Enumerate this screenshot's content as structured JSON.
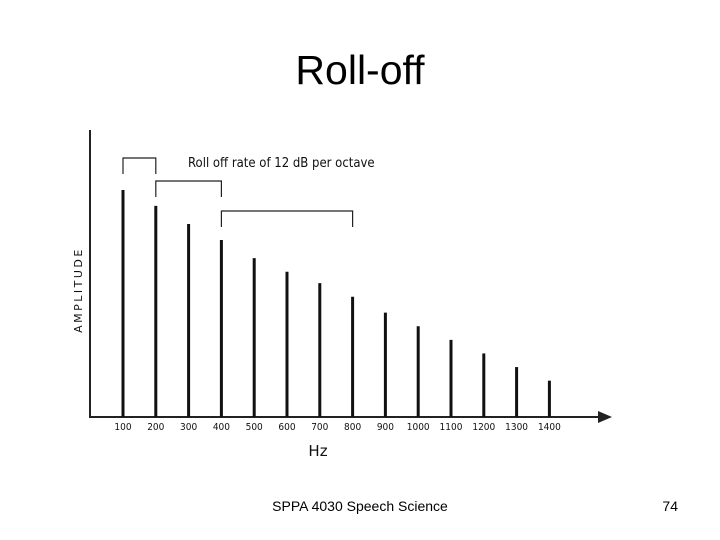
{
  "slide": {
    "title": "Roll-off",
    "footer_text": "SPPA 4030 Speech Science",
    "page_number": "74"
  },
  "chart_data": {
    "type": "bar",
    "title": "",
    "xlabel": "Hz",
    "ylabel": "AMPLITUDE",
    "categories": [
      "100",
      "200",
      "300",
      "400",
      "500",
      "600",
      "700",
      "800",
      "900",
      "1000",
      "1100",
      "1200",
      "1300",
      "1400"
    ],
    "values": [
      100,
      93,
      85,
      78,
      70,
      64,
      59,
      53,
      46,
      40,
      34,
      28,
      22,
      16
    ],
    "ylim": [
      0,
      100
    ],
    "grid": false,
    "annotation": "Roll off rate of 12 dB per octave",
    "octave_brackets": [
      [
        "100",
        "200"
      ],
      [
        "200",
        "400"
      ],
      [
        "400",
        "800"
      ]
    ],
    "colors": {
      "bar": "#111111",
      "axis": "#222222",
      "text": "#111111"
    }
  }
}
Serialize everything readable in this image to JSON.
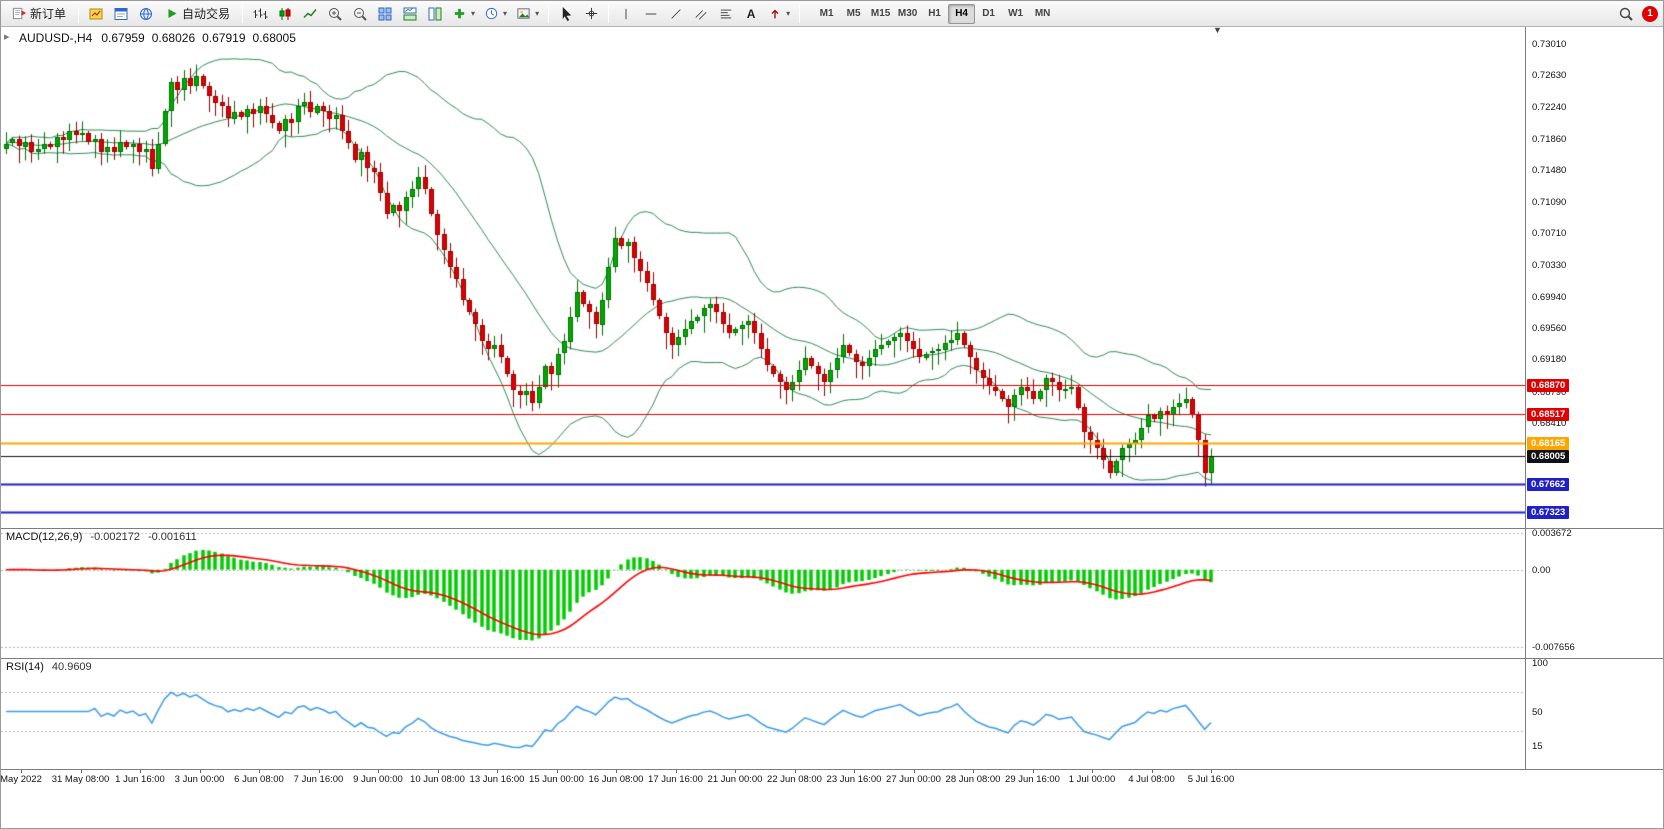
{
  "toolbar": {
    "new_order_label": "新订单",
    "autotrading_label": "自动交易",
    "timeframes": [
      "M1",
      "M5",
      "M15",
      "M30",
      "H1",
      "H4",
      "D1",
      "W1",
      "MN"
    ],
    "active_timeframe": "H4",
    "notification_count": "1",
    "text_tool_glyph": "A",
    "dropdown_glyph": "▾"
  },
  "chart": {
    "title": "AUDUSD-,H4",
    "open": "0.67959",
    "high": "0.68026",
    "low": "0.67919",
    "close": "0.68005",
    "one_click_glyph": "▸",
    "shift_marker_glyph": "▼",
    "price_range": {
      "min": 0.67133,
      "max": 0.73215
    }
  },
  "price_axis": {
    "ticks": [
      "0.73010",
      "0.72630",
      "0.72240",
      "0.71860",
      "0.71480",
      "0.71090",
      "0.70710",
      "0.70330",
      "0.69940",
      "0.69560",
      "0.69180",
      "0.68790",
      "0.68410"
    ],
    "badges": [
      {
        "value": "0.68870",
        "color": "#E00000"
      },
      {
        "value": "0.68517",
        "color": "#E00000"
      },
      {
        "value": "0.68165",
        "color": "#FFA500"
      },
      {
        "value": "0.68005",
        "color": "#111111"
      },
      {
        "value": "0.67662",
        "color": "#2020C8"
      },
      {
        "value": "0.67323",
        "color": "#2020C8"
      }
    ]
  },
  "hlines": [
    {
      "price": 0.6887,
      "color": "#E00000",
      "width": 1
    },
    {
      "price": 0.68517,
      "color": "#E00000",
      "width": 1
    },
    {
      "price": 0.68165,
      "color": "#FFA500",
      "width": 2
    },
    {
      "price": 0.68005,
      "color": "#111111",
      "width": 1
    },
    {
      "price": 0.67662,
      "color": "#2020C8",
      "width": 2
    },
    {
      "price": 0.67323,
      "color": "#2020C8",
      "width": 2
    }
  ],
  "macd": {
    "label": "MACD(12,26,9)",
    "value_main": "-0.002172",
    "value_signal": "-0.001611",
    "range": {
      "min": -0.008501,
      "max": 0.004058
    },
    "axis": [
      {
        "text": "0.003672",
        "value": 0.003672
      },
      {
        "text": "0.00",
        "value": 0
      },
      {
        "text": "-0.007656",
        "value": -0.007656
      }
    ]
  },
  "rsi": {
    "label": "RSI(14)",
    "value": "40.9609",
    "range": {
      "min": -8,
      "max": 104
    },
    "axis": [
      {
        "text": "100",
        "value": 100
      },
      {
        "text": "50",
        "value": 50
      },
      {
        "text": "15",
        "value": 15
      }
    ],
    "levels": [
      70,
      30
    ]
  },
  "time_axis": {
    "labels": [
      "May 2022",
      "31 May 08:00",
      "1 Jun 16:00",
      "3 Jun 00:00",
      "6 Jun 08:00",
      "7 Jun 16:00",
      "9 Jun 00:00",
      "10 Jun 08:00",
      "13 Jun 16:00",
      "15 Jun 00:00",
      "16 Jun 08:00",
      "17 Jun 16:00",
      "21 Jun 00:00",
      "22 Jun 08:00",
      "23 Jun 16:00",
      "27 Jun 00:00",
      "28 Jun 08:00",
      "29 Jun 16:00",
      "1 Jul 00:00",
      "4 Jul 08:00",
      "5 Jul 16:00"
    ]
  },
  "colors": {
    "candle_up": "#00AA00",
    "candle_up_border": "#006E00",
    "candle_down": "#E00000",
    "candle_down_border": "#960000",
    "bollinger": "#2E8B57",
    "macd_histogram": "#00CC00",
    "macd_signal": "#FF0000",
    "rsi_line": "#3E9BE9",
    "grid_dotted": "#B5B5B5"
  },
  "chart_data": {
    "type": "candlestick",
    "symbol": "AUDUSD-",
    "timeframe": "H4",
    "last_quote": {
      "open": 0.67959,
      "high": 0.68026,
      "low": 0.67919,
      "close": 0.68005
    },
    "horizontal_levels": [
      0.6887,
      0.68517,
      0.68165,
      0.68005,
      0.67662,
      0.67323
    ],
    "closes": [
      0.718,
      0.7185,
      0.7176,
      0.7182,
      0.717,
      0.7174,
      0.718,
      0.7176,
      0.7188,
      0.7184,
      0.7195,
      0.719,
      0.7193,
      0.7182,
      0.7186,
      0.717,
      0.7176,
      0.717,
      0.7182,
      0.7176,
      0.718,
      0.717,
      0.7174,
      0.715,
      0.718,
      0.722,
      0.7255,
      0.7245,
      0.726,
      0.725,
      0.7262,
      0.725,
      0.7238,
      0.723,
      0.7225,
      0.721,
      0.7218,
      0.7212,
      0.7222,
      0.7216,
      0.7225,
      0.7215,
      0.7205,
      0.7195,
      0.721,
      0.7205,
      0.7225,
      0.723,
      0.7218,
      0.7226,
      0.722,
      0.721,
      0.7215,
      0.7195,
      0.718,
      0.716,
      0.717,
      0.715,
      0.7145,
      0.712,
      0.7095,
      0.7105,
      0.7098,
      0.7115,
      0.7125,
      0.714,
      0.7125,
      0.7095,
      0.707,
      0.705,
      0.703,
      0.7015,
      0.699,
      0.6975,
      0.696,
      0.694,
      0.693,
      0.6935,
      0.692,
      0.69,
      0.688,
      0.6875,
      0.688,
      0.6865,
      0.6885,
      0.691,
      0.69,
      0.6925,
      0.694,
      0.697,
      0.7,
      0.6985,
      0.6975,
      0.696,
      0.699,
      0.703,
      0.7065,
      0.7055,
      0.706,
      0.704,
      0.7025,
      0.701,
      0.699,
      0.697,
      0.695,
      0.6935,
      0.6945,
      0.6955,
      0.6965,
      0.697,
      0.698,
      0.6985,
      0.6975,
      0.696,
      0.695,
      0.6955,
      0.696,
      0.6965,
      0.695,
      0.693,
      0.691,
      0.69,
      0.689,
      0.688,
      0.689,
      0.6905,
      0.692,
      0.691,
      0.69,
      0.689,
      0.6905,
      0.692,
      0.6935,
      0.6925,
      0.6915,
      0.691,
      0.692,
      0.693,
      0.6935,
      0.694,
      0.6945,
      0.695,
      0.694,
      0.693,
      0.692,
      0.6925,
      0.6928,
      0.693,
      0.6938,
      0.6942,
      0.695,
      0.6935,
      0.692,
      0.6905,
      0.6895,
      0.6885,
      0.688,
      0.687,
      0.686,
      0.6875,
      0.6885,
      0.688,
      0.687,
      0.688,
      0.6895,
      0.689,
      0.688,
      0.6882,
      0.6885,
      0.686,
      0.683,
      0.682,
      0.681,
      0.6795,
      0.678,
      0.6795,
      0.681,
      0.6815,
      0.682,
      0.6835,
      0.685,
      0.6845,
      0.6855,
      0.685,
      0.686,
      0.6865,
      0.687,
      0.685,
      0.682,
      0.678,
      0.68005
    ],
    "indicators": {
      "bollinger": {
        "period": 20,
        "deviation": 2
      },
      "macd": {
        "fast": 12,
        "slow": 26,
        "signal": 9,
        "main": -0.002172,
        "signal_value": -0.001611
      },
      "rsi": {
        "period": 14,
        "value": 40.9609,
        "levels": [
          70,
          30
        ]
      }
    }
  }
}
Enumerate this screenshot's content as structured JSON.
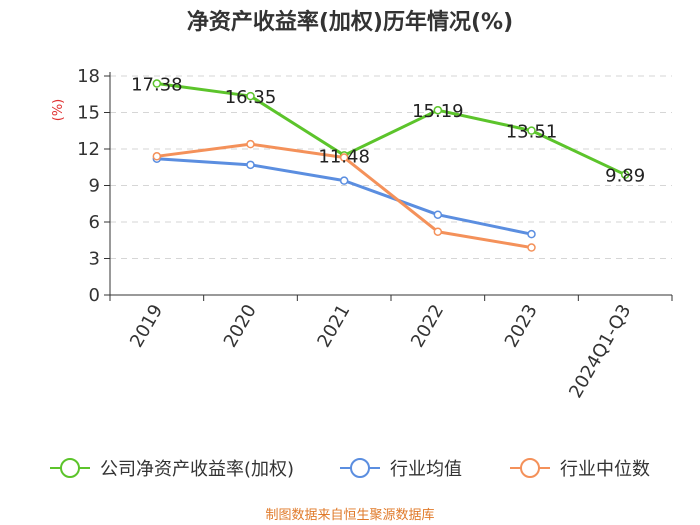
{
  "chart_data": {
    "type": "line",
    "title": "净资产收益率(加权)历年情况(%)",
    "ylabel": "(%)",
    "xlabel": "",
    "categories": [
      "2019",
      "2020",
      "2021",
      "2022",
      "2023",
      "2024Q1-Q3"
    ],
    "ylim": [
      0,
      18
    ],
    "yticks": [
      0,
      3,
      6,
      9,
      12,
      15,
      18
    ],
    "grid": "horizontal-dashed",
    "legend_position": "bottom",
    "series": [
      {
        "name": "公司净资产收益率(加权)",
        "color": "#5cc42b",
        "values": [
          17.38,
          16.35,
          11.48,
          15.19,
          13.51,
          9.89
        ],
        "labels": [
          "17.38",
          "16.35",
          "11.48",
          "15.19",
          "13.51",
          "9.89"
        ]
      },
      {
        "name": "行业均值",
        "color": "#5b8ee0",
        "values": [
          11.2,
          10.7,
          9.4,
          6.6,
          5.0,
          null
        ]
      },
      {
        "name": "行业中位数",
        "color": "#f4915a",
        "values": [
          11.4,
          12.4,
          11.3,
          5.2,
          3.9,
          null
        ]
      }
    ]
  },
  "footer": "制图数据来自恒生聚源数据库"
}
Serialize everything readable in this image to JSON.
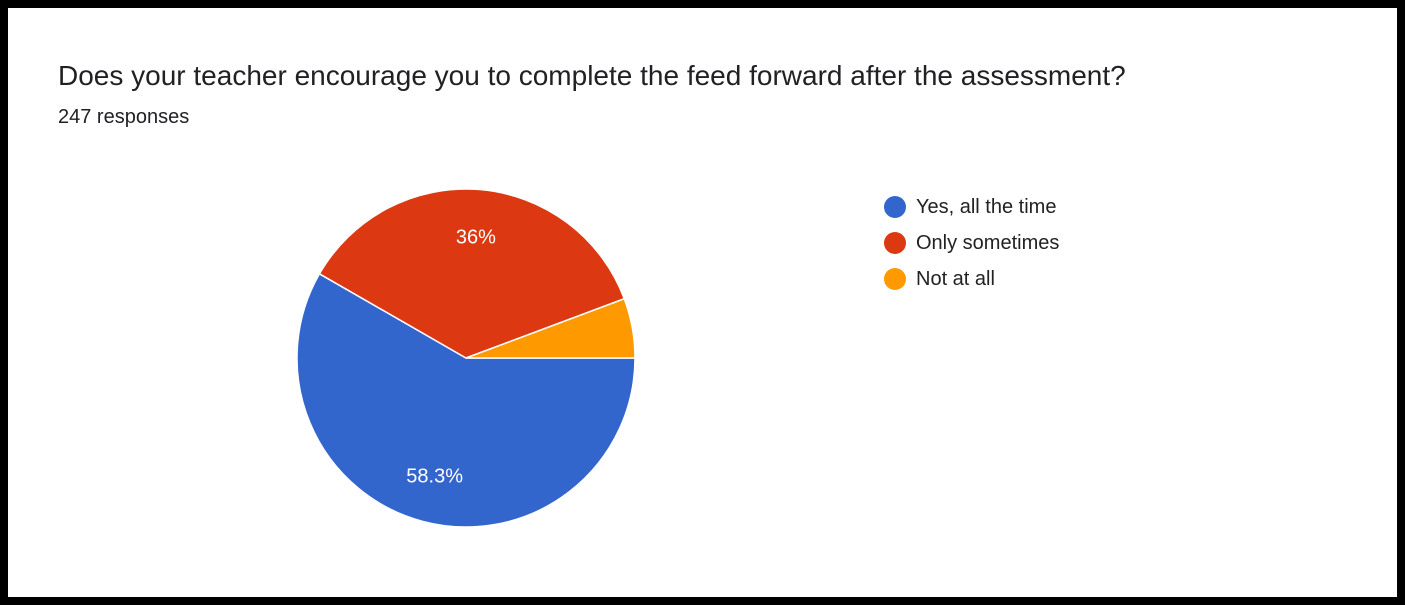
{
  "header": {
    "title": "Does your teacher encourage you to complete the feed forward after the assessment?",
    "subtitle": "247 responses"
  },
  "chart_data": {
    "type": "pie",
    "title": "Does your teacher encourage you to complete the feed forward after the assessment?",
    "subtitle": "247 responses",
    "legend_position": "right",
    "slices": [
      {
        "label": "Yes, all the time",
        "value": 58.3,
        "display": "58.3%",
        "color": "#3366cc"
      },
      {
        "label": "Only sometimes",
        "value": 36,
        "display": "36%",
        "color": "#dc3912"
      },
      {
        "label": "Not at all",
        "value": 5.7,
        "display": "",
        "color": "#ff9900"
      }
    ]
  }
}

» Problem to work on
From the records given above, copy all lines containing "type".

» Finished task
    "type": "bar",
    "type": "candlestick",
    "type": "line",
    "type": "pie",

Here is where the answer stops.